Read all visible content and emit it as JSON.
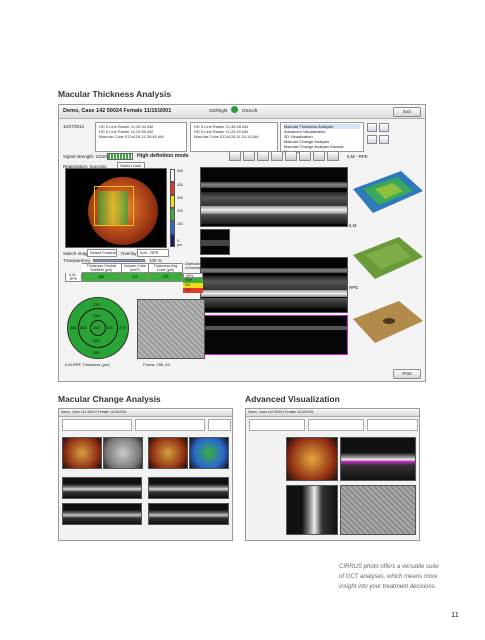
{
  "headings": {
    "macular_thickness": "Macular Thickness Analysis",
    "macular_change": "Macular Change Analysis",
    "advanced_visualization": "Advanced Visualization"
  },
  "main_window": {
    "title": "Demo, Case 142   50024   Female   11/15/2001",
    "eye_od": "OD/Right",
    "eye_os": "OS/Left",
    "exit_label": "Exit",
    "print_label": "Print",
    "exam_date": "10/27/2012",
    "scans_left": [
      "HD 5 Line Raster  11:35:42 AM",
      "HD 5 Line Raster  11:25:50 AM",
      "Macular Cube 512x128  11:30:45 AM"
    ],
    "scans_right": [
      "HD 5 Line Raster  11:36:28 AM",
      "HD 5 Line Raster  11:28:20 AM",
      "Macular Cube 512x128  11:31:15 AM"
    ],
    "analysis_items": [
      "Macular Thickness Analysis",
      "Advanced Visualization",
      "3D Visualization",
      "Macular Change Analysis",
      "Macular Change Analysis   Manual Selection"
    ],
    "signal_strength_label": "Signal strength: 10/10",
    "hd_mode_label": "High definition mode",
    "registration_label": "Registration: Success",
    "registration_value": "Switch Lists",
    "ilm_rpe": "ILM - RPE",
    "ilm": "ILM",
    "rpe": "RPE",
    "scale_values": [
      "500",
      "400",
      "300",
      "200",
      "100",
      "0 µm"
    ],
    "overlay_label": "Overlay",
    "overlay_value": "ILM - RPE",
    "switch_image_label": "Switch Image",
    "switch_image_value": "Select Fundus",
    "transparency_label": "Transparency",
    "transparency_value": "100 %",
    "table_headers": [
      "Thickness Central Subfield (µm)",
      "Volume Cube (mm³)",
      "Thickness Avg Cube (µm)"
    ],
    "table_row_label": "ILM - RPE",
    "table_row_values": [
      "262",
      "9.9",
      "275"
    ],
    "distribution_label": "Distribution of Normals",
    "distribution_values": [
      "99%",
      "95%",
      "5%",
      "1%"
    ],
    "etdrs_values": [
      "262",
      "318",
      "325",
      "320",
      "306",
      "270",
      "277",
      "290",
      "280"
    ],
    "etdrs_caption": "ILM-RPE Thickness (µm)",
    "fovea_caption": "Fovea: 256, 63"
  },
  "small_left": {
    "title": "Demo, Case 142   50024   Female   11/15/2001"
  },
  "small_right": {
    "title": "Demo, Case 142   50024   Female   11/15/2001"
  },
  "caption": "CIRRUS photo offers a versatile suite of OCT analyses, which means more insight into your treatment decisions.",
  "page_number": "11",
  "colors": {
    "thickness_normal": "#3caf3c",
    "dist_99": "#ffffff",
    "dist_95": "#3caf3c",
    "dist_5": "#f2dd1a",
    "dist_1": "#e23a2a"
  }
}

Required work: Your copy of the data should match it exactly, except that pictures are left out.

Complete response:
Read all visible content and emit it as JSON.
{
  "headings": {
    "macular_thickness": "Macular Thickness Analysis",
    "macular_change": "Macular Change Analysis",
    "advanced_visualization": "Advanced Visualization"
  },
  "main_window": {
    "title": "Demo, Case 142   50024   Female   11/15/2001",
    "eye_od": "OD/Right",
    "eye_os": "OS/Left",
    "exit_label": "Exit",
    "print_label": "Print",
    "exam_date": "10/27/2012",
    "scans_left": [
      "HD 5 Line Raster  11:35:42 AM",
      "HD 5 Line Raster  11:25:50 AM",
      "Macular Cube 512x128  11:30:45 AM"
    ],
    "scans_right": [
      "HD 5 Line Raster  11:36:28 AM",
      "HD 5 Line Raster  11:28:20 AM",
      "Macular Cube 512x128  11:31:15 AM"
    ],
    "analysis_items": [
      "Macular Thickness Analysis",
      "Advanced Visualization",
      "3D Visualization",
      "Macular Change Analysis",
      "Macular Change Analysis   Manual Selection"
    ],
    "signal_strength_label": "Signal strength: 10/10",
    "hd_mode_label": "High definition mode",
    "registration_label": "Registration: Success",
    "registration_value": "Switch Lists",
    "ilm_rpe": "ILM - RPE",
    "ilm": "ILM",
    "rpe": "RPE",
    "scale_values": [
      "500",
      "400",
      "300",
      "200",
      "100",
      "0 µm"
    ],
    "overlay_label": "Overlay",
    "overlay_value": "ILM - RPE",
    "switch_image_label": "Switch Image",
    "switch_image_value": "Select Fundus",
    "transparency_label": "Transparency",
    "transparency_value": "100 %",
    "table_headers": [
      "Thickness Central Subfield (µm)",
      "Volume Cube (mm³)",
      "Thickness Avg Cube (µm)"
    ],
    "table_row_label": "ILM - RPE",
    "table_row_values": [
      "262",
      "9.9",
      "275"
    ],
    "distribution_label": "Distribution of Normals",
    "distribution_values": [
      "99%",
      "95%",
      "5%",
      "1%"
    ],
    "etdrs_values": [
      "262",
      "318",
      "325",
      "320",
      "306",
      "270",
      "277",
      "290",
      "280"
    ],
    "etdrs_caption": "ILM-RPE Thickness (µm)",
    "fovea_caption": "Fovea: 256, 63"
  },
  "small_left": {
    "title": "Demo, Case 142   50024   Female   11/15/2001"
  },
  "small_right": {
    "title": "Demo, Case 142   50024   Female   11/15/2001"
  },
  "caption": "CIRRUS photo offers a versatile suite of OCT analyses, which means more insight into your treatment decisions.",
  "page_number": "11",
  "colors": {
    "thickness_normal": "#3caf3c",
    "dist_99": "#ffffff",
    "dist_95": "#3caf3c",
    "dist_5": "#f2dd1a",
    "dist_1": "#e23a2a"
  }
}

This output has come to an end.